## Prompt:
How many of the lines contain the string "TERMINAL"? Give the number, with no other words.

(Dataset excerpt)
= = = =

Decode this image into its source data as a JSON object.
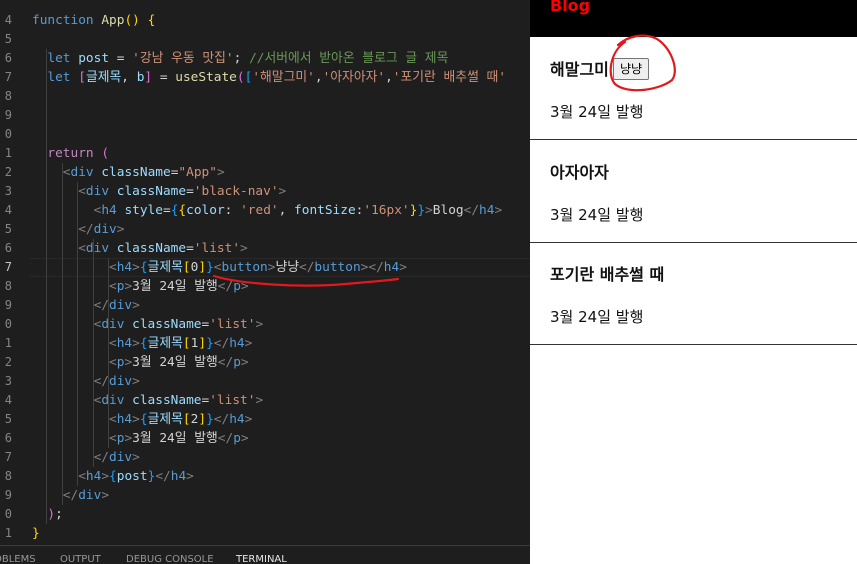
{
  "editor": {
    "line_numbers": [
      "4",
      "5",
      "6",
      "7",
      "8",
      "9",
      "0",
      "1",
      "2",
      "3",
      "4",
      "5",
      "6",
      "7",
      "8",
      "9",
      "0",
      "1",
      "2",
      "3",
      "4",
      "5",
      "6",
      "7",
      "8",
      "9",
      "0",
      "1"
    ],
    "active_line_number": "8",
    "lines": [
      [
        [
          "kw",
          "function "
        ],
        [
          "fn",
          "App"
        ],
        [
          "brc",
          "()"
        ],
        [
          "txt",
          " "
        ],
        [
          "brc",
          "{"
        ]
      ],
      [],
      [
        [
          "kw",
          "let "
        ],
        [
          "var",
          "post"
        ],
        [
          "txt",
          " = "
        ],
        [
          "str",
          "'강남 우동 맛집'"
        ],
        [
          "txt",
          "; "
        ],
        [
          "cmt",
          "//서버에서 받아온 블로그 글 제목"
        ]
      ],
      [
        [
          "kw",
          "let "
        ],
        [
          "brc2",
          "["
        ],
        [
          "var",
          "글제목"
        ],
        [
          "txt",
          ", "
        ],
        [
          "var",
          "b"
        ],
        [
          "brc2",
          "]"
        ],
        [
          "txt",
          " = "
        ],
        [
          "fn",
          "useState"
        ],
        [
          "brc2",
          "("
        ],
        [
          "brc3",
          "["
        ],
        [
          "str",
          "'해말그미'"
        ],
        [
          "txt",
          ","
        ],
        [
          "str",
          "'아자아자'"
        ],
        [
          "txt",
          ","
        ],
        [
          "str",
          "'포기란 배추썰 때'"
        ]
      ],
      [],
      [],
      [],
      [
        [
          "ctl",
          "return "
        ],
        [
          "brc2",
          "("
        ]
      ],
      [
        [
          "punc",
          "<"
        ],
        [
          "tag",
          "div "
        ],
        [
          "var",
          "className"
        ],
        [
          "txt",
          "="
        ],
        [
          "str",
          "\"App\""
        ],
        [
          "punc",
          ">"
        ]
      ],
      [
        [
          "punc",
          "<"
        ],
        [
          "tag",
          "div "
        ],
        [
          "var",
          "className"
        ],
        [
          "txt",
          "="
        ],
        [
          "str",
          "'black-nav'"
        ],
        [
          "punc",
          ">"
        ]
      ],
      [
        [
          "punc",
          "<"
        ],
        [
          "tag",
          "h4 "
        ],
        [
          "var",
          "style"
        ],
        [
          "txt",
          "="
        ],
        [
          "brc3",
          "{"
        ],
        [
          "brc",
          "{"
        ],
        [
          "var",
          "color"
        ],
        [
          "txt",
          ": "
        ],
        [
          "str",
          "'red'"
        ],
        [
          "txt",
          ", "
        ],
        [
          "var",
          "fontSize"
        ],
        [
          "txt",
          ":"
        ],
        [
          "str",
          "'16px'"
        ],
        [
          "brc",
          "}"
        ],
        [
          "brc3",
          "}"
        ],
        [
          "punc",
          ">"
        ],
        [
          "txt",
          "Blog"
        ],
        [
          "punc",
          "</"
        ],
        [
          "tag",
          "h4"
        ],
        [
          "punc",
          ">"
        ]
      ],
      [
        [
          "punc",
          "</"
        ],
        [
          "tag",
          "div"
        ],
        [
          "punc",
          ">"
        ]
      ],
      [
        [
          "punc",
          "<"
        ],
        [
          "tag",
          "div "
        ],
        [
          "var",
          "className"
        ],
        [
          "txt",
          "="
        ],
        [
          "str",
          "'list'"
        ],
        [
          "punc",
          ">"
        ]
      ],
      [
        [
          "punc",
          "<"
        ],
        [
          "tag",
          "h4"
        ],
        [
          "punc",
          ">"
        ],
        [
          "brc3",
          "{"
        ],
        [
          "var",
          "글제목"
        ],
        [
          "brc",
          "["
        ],
        [
          "txt",
          "0"
        ],
        [
          "brc",
          "]"
        ],
        [
          "brc3",
          "}"
        ],
        [
          "punc",
          "<"
        ],
        [
          "tag",
          "button"
        ],
        [
          "punc",
          ">"
        ],
        [
          "txt",
          "냥냥"
        ],
        [
          "punc",
          "</"
        ],
        [
          "tag",
          "button"
        ],
        [
          "punc",
          "></"
        ],
        [
          "tag",
          "h4"
        ],
        [
          "punc",
          ">"
        ]
      ],
      [
        [
          "punc",
          "<"
        ],
        [
          "tag",
          "p"
        ],
        [
          "punc",
          ">"
        ],
        [
          "txt",
          "3월 24일 발행"
        ],
        [
          "punc",
          "</"
        ],
        [
          "tag",
          "p"
        ],
        [
          "punc",
          ">"
        ]
      ],
      [
        [
          "punc",
          "</"
        ],
        [
          "tag",
          "div"
        ],
        [
          "punc",
          ">"
        ]
      ],
      [
        [
          "punc",
          "<"
        ],
        [
          "tag",
          "div "
        ],
        [
          "var",
          "className"
        ],
        [
          "txt",
          "="
        ],
        [
          "str",
          "'list'"
        ],
        [
          "punc",
          ">"
        ]
      ],
      [
        [
          "punc",
          "<"
        ],
        [
          "tag",
          "h4"
        ],
        [
          "punc",
          ">"
        ],
        [
          "brc3",
          "{"
        ],
        [
          "var",
          "글제목"
        ],
        [
          "brc",
          "["
        ],
        [
          "txt",
          "1"
        ],
        [
          "brc",
          "]"
        ],
        [
          "brc3",
          "}"
        ],
        [
          "punc",
          "</"
        ],
        [
          "tag",
          "h4"
        ],
        [
          "punc",
          ">"
        ]
      ],
      [
        [
          "punc",
          "<"
        ],
        [
          "tag",
          "p"
        ],
        [
          "punc",
          ">"
        ],
        [
          "txt",
          "3월 24일 발행"
        ],
        [
          "punc",
          "</"
        ],
        [
          "tag",
          "p"
        ],
        [
          "punc",
          ">"
        ]
      ],
      [
        [
          "punc",
          "</"
        ],
        [
          "tag",
          "div"
        ],
        [
          "punc",
          ">"
        ]
      ],
      [
        [
          "punc",
          "<"
        ],
        [
          "tag",
          "div "
        ],
        [
          "var",
          "className"
        ],
        [
          "txt",
          "="
        ],
        [
          "str",
          "'list'"
        ],
        [
          "punc",
          ">"
        ]
      ],
      [
        [
          "punc",
          "<"
        ],
        [
          "tag",
          "h4"
        ],
        [
          "punc",
          ">"
        ],
        [
          "brc3",
          "{"
        ],
        [
          "var",
          "글제목"
        ],
        [
          "brc",
          "["
        ],
        [
          "txt",
          "2"
        ],
        [
          "brc",
          "]"
        ],
        [
          "brc3",
          "}"
        ],
        [
          "punc",
          "</"
        ],
        [
          "tag",
          "h4"
        ],
        [
          "punc",
          ">"
        ]
      ],
      [
        [
          "punc",
          "<"
        ],
        [
          "tag",
          "p"
        ],
        [
          "punc",
          ">"
        ],
        [
          "txt",
          "3월 24일 발행"
        ],
        [
          "punc",
          "</"
        ],
        [
          "tag",
          "p"
        ],
        [
          "punc",
          ">"
        ]
      ],
      [
        [
          "punc",
          "</"
        ],
        [
          "tag",
          "div"
        ],
        [
          "punc",
          ">"
        ]
      ],
      [
        [
          "punc",
          "<"
        ],
        [
          "tag",
          "h4"
        ],
        [
          "punc",
          ">"
        ],
        [
          "brc3",
          "{"
        ],
        [
          "var",
          "post"
        ],
        [
          "brc3",
          "}"
        ],
        [
          "punc",
          "</"
        ],
        [
          "tag",
          "h4"
        ],
        [
          "punc",
          ">"
        ]
      ],
      [
        [
          "punc",
          "</"
        ],
        [
          "tag",
          "div"
        ],
        [
          "punc",
          ">"
        ]
      ],
      [
        [
          "brc2",
          ")"
        ],
        [
          "txt",
          ";"
        ]
      ],
      [
        [
          "brc",
          "}"
        ]
      ]
    ],
    "panel_tabs": [
      "OBLEMS",
      "OUTPUT",
      "DEBUG CONSOLE",
      "TERMINAL"
    ],
    "active_panel_tab": "TERMINAL"
  },
  "preview": {
    "nav_title": "Blog",
    "nav_title_color": "#ff0000",
    "posts": [
      {
        "title": "해말그미",
        "button": "냥냥",
        "date": "3월 24일 발행"
      },
      {
        "title": "아자아자",
        "date": "3월 24일 발행"
      },
      {
        "title": "포기란 배추썰 때",
        "date": "3월 24일 발행"
      }
    ]
  },
  "annotation_color": "#e0191e"
}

= = = =

## Task result:
2